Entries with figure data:
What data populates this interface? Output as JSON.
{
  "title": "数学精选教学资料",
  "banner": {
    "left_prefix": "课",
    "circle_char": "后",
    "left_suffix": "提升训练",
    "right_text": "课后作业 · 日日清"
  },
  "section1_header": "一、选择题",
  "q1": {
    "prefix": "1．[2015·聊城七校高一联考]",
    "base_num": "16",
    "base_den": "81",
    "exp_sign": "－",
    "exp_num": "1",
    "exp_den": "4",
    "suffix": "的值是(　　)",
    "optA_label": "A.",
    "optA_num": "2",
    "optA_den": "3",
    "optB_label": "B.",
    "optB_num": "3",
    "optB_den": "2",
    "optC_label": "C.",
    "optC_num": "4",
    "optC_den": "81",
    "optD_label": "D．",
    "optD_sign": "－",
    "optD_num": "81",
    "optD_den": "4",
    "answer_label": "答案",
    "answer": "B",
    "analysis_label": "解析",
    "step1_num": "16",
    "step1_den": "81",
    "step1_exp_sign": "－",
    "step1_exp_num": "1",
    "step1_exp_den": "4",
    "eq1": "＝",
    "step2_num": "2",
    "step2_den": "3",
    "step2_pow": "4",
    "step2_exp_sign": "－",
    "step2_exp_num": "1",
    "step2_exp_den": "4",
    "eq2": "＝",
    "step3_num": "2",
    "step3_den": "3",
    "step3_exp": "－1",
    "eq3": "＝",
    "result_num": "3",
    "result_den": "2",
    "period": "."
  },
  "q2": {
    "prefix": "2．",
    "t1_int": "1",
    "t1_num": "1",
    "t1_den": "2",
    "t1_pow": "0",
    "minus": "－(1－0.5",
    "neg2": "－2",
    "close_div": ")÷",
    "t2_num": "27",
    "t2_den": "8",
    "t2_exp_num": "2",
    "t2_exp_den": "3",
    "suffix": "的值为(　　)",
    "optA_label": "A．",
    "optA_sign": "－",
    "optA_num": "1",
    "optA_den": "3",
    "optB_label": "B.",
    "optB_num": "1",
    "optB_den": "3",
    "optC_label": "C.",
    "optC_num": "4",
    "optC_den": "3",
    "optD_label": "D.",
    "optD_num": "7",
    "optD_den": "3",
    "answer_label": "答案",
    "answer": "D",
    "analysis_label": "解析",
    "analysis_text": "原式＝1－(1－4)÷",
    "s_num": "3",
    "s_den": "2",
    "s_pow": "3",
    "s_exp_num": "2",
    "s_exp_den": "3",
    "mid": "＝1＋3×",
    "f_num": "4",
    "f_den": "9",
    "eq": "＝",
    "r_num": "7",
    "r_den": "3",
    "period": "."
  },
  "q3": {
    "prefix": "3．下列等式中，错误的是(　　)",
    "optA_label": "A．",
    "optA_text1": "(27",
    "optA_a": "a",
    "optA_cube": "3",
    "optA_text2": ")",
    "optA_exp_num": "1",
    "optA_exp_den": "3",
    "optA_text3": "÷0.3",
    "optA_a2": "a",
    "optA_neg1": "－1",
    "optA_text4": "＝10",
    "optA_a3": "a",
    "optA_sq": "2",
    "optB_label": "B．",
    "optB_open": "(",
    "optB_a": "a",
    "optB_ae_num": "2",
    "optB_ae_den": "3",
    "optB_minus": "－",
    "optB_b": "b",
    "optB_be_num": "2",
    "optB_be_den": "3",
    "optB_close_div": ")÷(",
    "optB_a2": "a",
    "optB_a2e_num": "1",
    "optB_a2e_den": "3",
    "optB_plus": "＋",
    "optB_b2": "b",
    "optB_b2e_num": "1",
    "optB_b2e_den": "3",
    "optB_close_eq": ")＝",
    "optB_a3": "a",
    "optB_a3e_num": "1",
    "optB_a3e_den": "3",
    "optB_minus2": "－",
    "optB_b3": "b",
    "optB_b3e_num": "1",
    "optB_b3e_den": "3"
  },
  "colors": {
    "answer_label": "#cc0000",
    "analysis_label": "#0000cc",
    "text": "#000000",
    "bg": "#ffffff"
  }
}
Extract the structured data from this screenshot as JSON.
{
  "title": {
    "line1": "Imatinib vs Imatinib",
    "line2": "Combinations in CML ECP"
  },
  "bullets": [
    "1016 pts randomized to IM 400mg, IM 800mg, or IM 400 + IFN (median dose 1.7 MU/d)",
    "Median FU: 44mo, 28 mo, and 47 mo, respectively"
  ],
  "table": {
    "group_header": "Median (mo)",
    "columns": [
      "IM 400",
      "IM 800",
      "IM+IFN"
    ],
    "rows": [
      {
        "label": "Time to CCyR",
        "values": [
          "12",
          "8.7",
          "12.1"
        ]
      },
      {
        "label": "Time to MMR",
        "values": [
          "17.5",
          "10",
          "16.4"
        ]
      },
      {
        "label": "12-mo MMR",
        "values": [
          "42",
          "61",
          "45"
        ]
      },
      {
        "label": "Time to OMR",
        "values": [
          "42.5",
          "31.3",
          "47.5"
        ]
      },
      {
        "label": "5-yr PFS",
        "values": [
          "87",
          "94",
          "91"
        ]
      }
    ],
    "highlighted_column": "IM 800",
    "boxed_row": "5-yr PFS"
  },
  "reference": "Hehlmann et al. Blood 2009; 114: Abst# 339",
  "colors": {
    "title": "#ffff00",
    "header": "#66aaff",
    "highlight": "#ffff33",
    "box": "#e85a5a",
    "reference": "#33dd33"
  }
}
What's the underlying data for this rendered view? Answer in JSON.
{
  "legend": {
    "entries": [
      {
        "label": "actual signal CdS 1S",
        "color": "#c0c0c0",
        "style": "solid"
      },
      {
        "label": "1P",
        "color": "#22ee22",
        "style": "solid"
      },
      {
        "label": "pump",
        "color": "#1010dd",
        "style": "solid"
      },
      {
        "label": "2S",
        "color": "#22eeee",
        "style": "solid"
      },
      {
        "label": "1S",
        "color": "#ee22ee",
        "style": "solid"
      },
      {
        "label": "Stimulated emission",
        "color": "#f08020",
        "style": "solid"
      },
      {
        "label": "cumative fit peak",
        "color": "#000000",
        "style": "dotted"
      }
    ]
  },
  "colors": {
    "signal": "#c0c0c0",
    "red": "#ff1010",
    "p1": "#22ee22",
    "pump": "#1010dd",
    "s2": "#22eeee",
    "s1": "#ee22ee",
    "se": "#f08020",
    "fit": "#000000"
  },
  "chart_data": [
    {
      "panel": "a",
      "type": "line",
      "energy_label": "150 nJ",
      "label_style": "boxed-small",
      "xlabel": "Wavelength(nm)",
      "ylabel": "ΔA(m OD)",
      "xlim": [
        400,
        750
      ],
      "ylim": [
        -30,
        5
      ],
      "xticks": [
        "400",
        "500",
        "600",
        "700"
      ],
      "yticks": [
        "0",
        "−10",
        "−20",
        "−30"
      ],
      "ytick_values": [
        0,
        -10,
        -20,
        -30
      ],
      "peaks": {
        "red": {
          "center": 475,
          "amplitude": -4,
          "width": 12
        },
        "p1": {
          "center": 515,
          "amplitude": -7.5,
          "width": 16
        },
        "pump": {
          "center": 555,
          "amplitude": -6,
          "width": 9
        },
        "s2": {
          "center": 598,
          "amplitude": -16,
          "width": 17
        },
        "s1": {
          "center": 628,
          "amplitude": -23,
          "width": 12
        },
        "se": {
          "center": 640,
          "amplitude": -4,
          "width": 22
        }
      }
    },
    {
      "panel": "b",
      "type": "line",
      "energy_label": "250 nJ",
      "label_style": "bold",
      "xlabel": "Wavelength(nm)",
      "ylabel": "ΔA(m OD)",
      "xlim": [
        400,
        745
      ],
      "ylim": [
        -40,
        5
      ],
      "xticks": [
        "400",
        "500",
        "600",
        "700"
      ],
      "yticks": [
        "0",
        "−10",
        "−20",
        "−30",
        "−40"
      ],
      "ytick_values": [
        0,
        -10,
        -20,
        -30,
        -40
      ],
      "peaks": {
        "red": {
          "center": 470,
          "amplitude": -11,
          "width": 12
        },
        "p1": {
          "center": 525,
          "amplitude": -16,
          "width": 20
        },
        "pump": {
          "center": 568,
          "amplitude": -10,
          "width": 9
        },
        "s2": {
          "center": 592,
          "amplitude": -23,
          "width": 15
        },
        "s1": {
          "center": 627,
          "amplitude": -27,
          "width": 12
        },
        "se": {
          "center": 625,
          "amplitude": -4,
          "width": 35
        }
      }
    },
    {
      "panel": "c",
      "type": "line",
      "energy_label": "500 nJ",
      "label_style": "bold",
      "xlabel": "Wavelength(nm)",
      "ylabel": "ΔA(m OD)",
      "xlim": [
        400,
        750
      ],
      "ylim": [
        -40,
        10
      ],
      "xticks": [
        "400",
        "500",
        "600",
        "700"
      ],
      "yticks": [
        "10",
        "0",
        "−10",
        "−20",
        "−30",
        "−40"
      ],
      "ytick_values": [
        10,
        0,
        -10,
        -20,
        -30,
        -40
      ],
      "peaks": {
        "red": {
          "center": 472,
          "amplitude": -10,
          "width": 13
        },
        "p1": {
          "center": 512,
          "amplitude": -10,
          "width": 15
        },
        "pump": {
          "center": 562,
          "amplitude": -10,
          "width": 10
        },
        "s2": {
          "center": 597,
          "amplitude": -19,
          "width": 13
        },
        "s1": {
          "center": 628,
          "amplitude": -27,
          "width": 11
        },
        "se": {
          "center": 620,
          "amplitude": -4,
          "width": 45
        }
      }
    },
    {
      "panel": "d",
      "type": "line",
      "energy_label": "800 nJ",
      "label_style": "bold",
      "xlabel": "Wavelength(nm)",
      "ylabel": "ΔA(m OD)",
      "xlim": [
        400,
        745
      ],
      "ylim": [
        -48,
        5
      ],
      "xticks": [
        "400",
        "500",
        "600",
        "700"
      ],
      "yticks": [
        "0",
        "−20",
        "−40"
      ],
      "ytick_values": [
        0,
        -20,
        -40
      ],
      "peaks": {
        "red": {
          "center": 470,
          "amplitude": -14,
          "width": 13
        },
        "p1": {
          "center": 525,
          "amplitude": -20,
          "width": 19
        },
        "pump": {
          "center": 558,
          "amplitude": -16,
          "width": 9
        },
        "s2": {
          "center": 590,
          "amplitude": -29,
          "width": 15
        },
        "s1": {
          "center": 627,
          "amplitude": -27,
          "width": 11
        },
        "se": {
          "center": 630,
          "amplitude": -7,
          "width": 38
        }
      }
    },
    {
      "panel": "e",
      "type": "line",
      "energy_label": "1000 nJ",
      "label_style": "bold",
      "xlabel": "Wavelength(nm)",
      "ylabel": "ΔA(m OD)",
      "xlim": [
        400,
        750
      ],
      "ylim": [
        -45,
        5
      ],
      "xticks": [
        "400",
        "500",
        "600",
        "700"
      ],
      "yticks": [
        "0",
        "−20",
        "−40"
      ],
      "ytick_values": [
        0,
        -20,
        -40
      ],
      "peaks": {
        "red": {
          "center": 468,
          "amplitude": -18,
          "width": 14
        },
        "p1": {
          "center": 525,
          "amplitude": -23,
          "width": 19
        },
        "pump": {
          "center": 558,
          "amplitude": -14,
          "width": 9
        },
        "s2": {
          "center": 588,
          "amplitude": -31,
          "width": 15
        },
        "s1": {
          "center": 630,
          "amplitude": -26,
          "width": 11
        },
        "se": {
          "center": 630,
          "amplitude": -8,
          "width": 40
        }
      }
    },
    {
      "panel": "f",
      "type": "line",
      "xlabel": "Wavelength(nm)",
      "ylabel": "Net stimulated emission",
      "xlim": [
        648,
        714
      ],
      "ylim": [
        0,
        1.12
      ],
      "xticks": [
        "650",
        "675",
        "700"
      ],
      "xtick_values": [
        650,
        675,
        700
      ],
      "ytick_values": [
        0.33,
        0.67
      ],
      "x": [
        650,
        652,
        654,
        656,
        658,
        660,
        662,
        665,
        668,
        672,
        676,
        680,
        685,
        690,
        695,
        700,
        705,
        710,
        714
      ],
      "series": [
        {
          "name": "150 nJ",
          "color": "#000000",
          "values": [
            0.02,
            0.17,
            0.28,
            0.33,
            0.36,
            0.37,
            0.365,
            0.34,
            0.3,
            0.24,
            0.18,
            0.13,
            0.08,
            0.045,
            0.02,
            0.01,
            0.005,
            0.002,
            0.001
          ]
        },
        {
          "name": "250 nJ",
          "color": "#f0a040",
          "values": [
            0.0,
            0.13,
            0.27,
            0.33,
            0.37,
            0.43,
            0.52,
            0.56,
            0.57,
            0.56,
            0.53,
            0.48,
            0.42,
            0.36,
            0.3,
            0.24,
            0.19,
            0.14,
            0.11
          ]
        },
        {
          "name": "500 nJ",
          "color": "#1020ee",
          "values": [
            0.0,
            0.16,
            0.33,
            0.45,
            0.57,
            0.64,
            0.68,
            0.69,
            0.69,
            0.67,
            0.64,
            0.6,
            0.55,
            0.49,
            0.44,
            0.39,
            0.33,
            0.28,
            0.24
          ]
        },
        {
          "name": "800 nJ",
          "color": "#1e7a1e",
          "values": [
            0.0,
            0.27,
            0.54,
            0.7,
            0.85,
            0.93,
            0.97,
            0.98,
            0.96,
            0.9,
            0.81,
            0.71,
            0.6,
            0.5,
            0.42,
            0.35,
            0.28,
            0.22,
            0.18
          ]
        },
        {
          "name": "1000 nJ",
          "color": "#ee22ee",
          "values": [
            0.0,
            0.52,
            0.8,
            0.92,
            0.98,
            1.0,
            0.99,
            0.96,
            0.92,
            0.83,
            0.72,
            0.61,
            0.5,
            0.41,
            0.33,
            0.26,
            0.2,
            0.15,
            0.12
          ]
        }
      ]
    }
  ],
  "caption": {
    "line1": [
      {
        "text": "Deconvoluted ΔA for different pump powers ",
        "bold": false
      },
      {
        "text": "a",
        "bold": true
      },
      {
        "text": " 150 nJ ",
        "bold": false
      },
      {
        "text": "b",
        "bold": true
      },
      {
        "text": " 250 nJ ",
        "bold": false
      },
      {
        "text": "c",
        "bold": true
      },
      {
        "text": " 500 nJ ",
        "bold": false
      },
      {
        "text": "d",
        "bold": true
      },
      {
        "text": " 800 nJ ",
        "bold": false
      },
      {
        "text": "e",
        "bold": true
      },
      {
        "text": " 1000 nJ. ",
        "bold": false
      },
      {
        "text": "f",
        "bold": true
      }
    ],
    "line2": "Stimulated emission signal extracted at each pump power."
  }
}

**WORK TO DO:**
Copy all lines from the material that hold "JSON".

**TASK RESULT:**
What data populates this interface? Output as JSON.
Extract the structured data from this screenshot as JSON.
What's the underlying data for this rendered view? Answer in JSON.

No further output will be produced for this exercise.